Extracted entries

┌──

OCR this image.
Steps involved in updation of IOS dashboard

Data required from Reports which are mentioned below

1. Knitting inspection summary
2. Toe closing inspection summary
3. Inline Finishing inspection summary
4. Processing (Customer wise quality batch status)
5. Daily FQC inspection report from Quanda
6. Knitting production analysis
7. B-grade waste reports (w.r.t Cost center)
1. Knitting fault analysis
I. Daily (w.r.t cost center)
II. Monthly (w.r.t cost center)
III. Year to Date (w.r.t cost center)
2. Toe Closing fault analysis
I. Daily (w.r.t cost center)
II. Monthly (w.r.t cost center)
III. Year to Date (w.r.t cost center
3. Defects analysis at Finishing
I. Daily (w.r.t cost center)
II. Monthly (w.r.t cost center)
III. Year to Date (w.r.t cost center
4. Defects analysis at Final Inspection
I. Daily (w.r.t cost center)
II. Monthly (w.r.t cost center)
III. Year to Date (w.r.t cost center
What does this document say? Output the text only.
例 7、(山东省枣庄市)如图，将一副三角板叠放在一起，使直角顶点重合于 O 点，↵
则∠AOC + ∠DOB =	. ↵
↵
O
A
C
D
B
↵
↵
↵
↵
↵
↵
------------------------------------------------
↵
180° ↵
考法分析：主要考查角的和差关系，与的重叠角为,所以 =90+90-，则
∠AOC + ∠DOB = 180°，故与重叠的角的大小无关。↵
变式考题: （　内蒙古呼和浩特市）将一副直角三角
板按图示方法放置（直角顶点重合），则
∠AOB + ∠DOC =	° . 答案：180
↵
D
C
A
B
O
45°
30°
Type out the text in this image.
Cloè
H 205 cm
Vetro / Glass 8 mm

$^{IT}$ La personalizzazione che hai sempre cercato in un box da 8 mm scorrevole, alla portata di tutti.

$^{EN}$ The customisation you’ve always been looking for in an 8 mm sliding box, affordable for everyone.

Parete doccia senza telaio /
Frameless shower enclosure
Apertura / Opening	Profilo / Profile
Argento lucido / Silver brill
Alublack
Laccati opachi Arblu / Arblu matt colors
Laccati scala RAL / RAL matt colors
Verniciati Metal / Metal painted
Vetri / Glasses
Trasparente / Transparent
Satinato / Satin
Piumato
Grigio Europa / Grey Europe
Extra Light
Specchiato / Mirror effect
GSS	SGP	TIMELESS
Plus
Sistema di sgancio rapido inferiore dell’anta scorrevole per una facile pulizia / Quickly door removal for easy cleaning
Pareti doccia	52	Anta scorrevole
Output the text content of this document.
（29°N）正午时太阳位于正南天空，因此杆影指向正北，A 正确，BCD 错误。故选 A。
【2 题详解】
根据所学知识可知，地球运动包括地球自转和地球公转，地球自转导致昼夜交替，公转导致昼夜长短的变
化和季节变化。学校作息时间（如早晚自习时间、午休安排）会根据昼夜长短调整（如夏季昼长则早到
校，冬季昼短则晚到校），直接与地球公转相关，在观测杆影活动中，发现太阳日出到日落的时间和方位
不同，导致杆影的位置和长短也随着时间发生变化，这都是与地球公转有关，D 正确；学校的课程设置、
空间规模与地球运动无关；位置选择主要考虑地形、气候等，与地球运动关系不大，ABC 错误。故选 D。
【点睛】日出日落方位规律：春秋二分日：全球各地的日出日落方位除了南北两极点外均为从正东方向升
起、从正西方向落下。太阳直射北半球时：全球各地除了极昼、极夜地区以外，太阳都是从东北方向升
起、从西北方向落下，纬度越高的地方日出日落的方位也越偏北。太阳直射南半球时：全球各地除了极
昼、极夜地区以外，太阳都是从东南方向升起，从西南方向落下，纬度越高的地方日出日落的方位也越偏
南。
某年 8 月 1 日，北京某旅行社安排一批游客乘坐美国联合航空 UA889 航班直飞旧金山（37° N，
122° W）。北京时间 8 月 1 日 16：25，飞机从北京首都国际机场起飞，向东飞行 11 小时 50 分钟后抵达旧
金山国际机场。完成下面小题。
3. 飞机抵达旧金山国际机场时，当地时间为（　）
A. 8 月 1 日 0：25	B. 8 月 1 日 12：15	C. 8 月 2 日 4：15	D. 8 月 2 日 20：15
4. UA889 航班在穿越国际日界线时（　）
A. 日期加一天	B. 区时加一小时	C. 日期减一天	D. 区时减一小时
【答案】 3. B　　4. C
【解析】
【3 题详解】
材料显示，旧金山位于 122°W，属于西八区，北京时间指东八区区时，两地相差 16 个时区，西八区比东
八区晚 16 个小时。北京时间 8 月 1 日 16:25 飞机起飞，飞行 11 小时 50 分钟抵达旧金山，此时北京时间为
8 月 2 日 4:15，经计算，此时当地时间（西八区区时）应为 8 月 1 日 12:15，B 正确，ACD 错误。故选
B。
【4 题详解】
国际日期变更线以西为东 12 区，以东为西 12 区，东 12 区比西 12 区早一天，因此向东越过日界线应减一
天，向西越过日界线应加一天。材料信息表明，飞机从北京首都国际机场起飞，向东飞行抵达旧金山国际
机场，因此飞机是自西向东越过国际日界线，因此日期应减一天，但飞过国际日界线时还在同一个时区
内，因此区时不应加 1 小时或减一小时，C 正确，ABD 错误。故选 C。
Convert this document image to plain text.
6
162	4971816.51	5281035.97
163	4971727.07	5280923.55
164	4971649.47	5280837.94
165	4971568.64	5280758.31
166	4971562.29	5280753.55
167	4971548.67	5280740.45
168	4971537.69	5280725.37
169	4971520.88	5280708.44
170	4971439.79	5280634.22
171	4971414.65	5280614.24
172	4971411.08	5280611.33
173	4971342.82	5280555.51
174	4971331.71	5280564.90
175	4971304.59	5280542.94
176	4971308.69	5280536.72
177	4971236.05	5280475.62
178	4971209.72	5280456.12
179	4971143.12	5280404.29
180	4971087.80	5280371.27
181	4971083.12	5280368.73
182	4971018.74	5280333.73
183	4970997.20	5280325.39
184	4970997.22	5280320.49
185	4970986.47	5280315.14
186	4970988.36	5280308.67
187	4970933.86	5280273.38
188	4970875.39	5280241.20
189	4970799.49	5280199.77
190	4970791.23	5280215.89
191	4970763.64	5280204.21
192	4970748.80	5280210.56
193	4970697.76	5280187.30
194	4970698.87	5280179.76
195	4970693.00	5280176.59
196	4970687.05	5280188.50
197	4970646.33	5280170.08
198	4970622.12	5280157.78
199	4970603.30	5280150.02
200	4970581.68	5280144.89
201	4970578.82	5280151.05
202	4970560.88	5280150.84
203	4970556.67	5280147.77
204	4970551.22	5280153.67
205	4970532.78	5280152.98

└──

Work instructions
From the records above, extract each line exactly as shown.

Written answer
OCR this image.
Steps involved in updation of IOS dashboard

Data required from Reports which are mentioned below

1. Knitting inspection summary
2. Toe closing inspection summary
3. Inline Finishing inspection summary
4. Processing (Customer wise quality batch status)
5. Daily FQC inspection report from Quanda
6. Knitting production analysis
7. B-grade waste reports (w.r.t Cost center)
1. Knitting fault analysis
I. Daily (w.r.t cost center)
II. Monthly (w.r.t cost center)
III. Year to Date (w.r.t cost center)
2. Toe Closing fault analysis
I. Daily (w.r.t cost center)
II. Monthly (w.r.t cost center)
III. Year to Date (w.r.t cost center
3. Defects analysis at Finishing
I. Daily (w.r.t cost center)
II. Monthly (w.r.t cost center)
III. Year to Date (w.r.t cost center
4. Defects analysis at Final Inspection
I. Daily (w.r.t cost center)
II. Monthly (w.r.t cost center)
III. Year to Date (w.r.t cost center
What does this document say? Output the text only.
例 7、(山东省枣庄市)如图，将一副三角板叠放在一起，使直角顶点重合于 O 点，↵
则∠AOC + ∠DOB =	. ↵
↵
O
A
C
D
B
↵
↵
↵
↵
↵
↵
------------------------------------------------
↵
180° ↵
考法分析：主要考查角的和差关系，与的重叠角为,所以 =90+90-，则
∠AOC + ∠DOB = 180°，故与重叠的角的大小无关。↵
变式考题: （　内蒙古呼和浩特市）将一副直角三角
板按图示方法放置（直角顶点重合），则
∠AOB + ∠DOC =	° . 答案：180
↵
D
C
A
B
O
45°
30°
Type out the text in this image.
Cloè
H 205 cm
Vetro / Glass 8 mm

$^{IT}$ La personalizzazione che hai sempre cercato in un box da 8 mm scorrevole, alla portata di tutti.

$^{EN}$ The customisation you’ve always been looking for in an 8 mm sliding box, affordable for everyone.

Parete doccia senza telaio /
Frameless shower enclosure
Apertura / Opening	Profilo / Profile
Argento lucido / Silver brill
Alublack
Laccati opachi Arblu / Arblu matt colors
Laccati scala RAL / RAL matt colors
Verniciati Metal / Metal painted
Vetri / Glasses
Trasparente / Transparent
Satinato / Satin
Piumato
Grigio Europa / Grey Europe
Extra Light
Specchiato / Mirror effect
GSS	SGP	TIMELESS
Plus
Sistema di sgancio rapido inferiore dell’anta scorrevole per una facile pulizia / Quickly door removal for easy cleaning
Pareti doccia	52	Anta scorrevole
Output the text content of this document.
（29°N）正午时太阳位于正南天空，因此杆影指向正北，A 正确，BCD 错误。故选 A。
【2 题详解】
根据所学知识可知，地球运动包括地球自转和地球公转，地球自转导致昼夜交替，公转导致昼夜长短的变
化和季节变化。学校作息时间（如早晚自习时间、午休安排）会根据昼夜长短调整（如夏季昼长则早到
校，冬季昼短则晚到校），直接与地球公转相关，在观测杆影活动中，发现太阳日出到日落的时间和方位
不同，导致杆影的位置和长短也随着时间发生变化，这都是与地球公转有关，D 正确；学校的课程设置、
空间规模与地球运动无关；位置选择主要考虑地形、气候等，与地球运动关系不大，ABC 错误。故选 D。
【点睛】日出日落方位规律：春秋二分日：全球各地的日出日落方位除了南北两极点外均为从正东方向升
起、从正西方向落下。太阳直射北半球时：全球各地除了极昼、极夜地区以外，太阳都是从东北方向升
起、从西北方向落下，纬度越高的地方日出日落的方位也越偏北。太阳直射南半球时：全球各地除了极
昼、极夜地区以外，太阳都是从东南方向升起，从西南方向落下，纬度越高的地方日出日落的方位也越偏
南。
某年 8 月 1 日，北京某旅行社安排一批游客乘坐美国联合航空 UA889 航班直飞旧金山（37° N，
122° W）。北京时间 8 月 1 日 16：25，飞机从北京首都国际机场起飞，向东飞行 11 小时 50 分钟后抵达旧
金山国际机场。完成下面小题。
3. 飞机抵达旧金山国际机场时，当地时间为（　）
A. 8 月 1 日 0：25	B. 8 月 1 日 12：15	C. 8 月 2 日 4：15	D. 8 月 2 日 20：15
4. UA889 航班在穿越国际日界线时（　）
A. 日期加一天	B. 区时加一小时	C. 日期减一天	D. 区时减一小时
【答案】 3. B　　4. C
【解析】
【3 题详解】
材料显示，旧金山位于 122°W，属于西八区，北京时间指东八区区时，两地相差 16 个时区，西八区比东
八区晚 16 个小时。北京时间 8 月 1 日 16:25 飞机起飞，飞行 11 小时 50 分钟抵达旧金山，此时北京时间为
8 月 2 日 4:15，经计算，此时当地时间（西八区区时）应为 8 月 1 日 12:15，B 正确，ACD 错误。故选
B。
【4 题详解】
国际日期变更线以西为东 12 区，以东为西 12 区，东 12 区比西 12 区早一天，因此向东越过日界线应减一
天，向西越过日界线应加一天。材料信息表明，飞机从北京首都国际机场起飞，向东飞行抵达旧金山国际
机场，因此飞机是自西向东越过国际日界线，因此日期应减一天，但飞过国际日界线时还在同一个时区
内，因此区时不应加 1 小时或减一小时，C 正确，ABD 错误。故选 C。
Convert this document image to plain text.
6
162	4971816.51	5281035.97
163	4971727.07	5280923.55
164	4971649.47	5280837.94
165	4971568.64	5280758.31
166	4971562.29	5280753.55
167	4971548.67	5280740.45
168	4971537.69	5280725.37
169	4971520.88	5280708.44
170	4971439.79	5280634.22
171	4971414.65	5280614.24
172	4971411.08	5280611.33
173	4971342.82	5280555.51
174	4971331.71	5280564.90
175	4971304.59	5280542.94
176	4971308.69	5280536.72
177	4971236.05	5280475.62
178	4971209.72	5280456.12
179	4971143.12	5280404.29
180	4971087.80	5280371.27
181	4971083.12	5280368.73
182	4971018.74	5280333.73
183	4970997.20	5280325.39
184	4970997.22	5280320.49
185	4970986.47	5280315.14
186	4970988.36	5280308.67
187	4970933.86	5280273.38
188	4970875.39	5280241.20
189	4970799.49	5280199.77
190	4970791.23	5280215.89
191	4970763.64	5280204.21
192	4970748.80	5280210.56
193	4970697.76	5280187.30
194	4970698.87	5280179.76
195	4970693.00	5280176.59
196	4970687.05	5280188.50
197	4970646.33	5280170.08
198	4970622.12	5280157.78
199	4970603.30	5280150.02
200	4970581.68	5280144.89
201	4970578.82	5280151.05
202	4970560.88	5280150.84
203	4970556.67	5280147.77
204	4970551.22	5280153.67
205	4970532.78	5280152.98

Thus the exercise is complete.